> **GIVEN PROBLEM**
Read the data and repeat all of it exactly.

> **Excerpt from a dataset**
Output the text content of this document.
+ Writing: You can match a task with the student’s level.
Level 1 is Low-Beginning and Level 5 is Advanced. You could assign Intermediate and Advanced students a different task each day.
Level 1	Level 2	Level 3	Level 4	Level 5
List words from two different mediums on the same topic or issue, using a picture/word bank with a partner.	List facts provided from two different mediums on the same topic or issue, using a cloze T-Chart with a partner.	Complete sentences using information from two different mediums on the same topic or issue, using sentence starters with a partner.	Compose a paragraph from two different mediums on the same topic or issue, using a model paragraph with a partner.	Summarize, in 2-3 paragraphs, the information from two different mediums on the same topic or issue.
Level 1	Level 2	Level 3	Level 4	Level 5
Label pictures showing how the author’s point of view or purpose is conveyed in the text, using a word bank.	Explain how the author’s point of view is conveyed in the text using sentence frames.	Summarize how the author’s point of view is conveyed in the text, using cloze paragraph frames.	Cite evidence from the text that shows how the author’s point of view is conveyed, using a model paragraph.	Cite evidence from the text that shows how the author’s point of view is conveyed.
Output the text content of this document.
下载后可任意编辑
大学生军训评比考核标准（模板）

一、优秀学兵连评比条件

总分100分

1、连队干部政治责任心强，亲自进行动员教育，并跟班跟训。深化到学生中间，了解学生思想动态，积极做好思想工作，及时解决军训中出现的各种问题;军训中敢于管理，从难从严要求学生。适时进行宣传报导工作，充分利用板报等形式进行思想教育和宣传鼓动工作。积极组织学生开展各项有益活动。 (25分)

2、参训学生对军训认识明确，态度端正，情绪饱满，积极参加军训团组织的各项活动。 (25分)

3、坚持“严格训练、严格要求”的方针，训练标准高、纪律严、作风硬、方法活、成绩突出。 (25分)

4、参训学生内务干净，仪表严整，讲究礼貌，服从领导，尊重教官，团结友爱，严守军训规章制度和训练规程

> **EXPECTED OUTPUT**
Output the text content of this document.
+ Writing: You can match a task with the student’s level.
Level 1 is Low-Beginning and Level 5 is Advanced. You could assign Intermediate and Advanced students a different task each day.
Level 1	Level 2	Level 3	Level 4	Level 5
List words from two different mediums on the same topic or issue, using a picture/word bank with a partner.	List facts provided from two different mediums on the same topic or issue, using a cloze T-Chart with a partner.	Complete sentences using information from two different mediums on the same topic or issue, using sentence starters with a partner.	Compose a paragraph from two different mediums on the same topic or issue, using a model paragraph with a partner.	Summarize, in 2-3 paragraphs, the information from two different mediums on the same topic or issue.
Level 1	Level 2	Level 3	Level 4	Level 5
Label pictures showing how the author’s point of view or purpose is conveyed in the text, using a word bank.	Explain how the author’s point of view is conveyed in the text using sentence frames.	Summarize how the author’s point of view is conveyed in the text, using cloze paragraph frames.	Cite evidence from the text that shows how the author’s point of view is conveyed, using a model paragraph.	Cite evidence from the text that shows how the author’s point of view is conveyed.
Output the text content of this document.
下载后可任意编辑
大学生军训评比考核标准（模板）

一、优秀学兵连评比条件

总分100分

1、连队干部政治责任心强，亲自进行动员教育，并跟班跟训。深化到学生中间，了解学生思想动态，积极做好思想工作，及时解决军训中出现的各种问题;军训中敢于管理，从难从严要求学生。适时进行宣传报导工作，充分利用板报等形式进行思想教育和宣传鼓动工作。积极组织学生开展各项有益活动。 (25分)

2、参训学生对军训认识明确，态度端正，情绪饱满，积极参加军训团组织的各项活动。 (25分)

3、坚持“严格训练、严格要求”的方针，训练标准高、纪律严、作风硬、方法活、成绩突出。 (25分)

4、参训学生内务干净，仪表严整，讲究礼貌，服从领导，尊重教官，团结友爱，严守军训规章制度和训练规程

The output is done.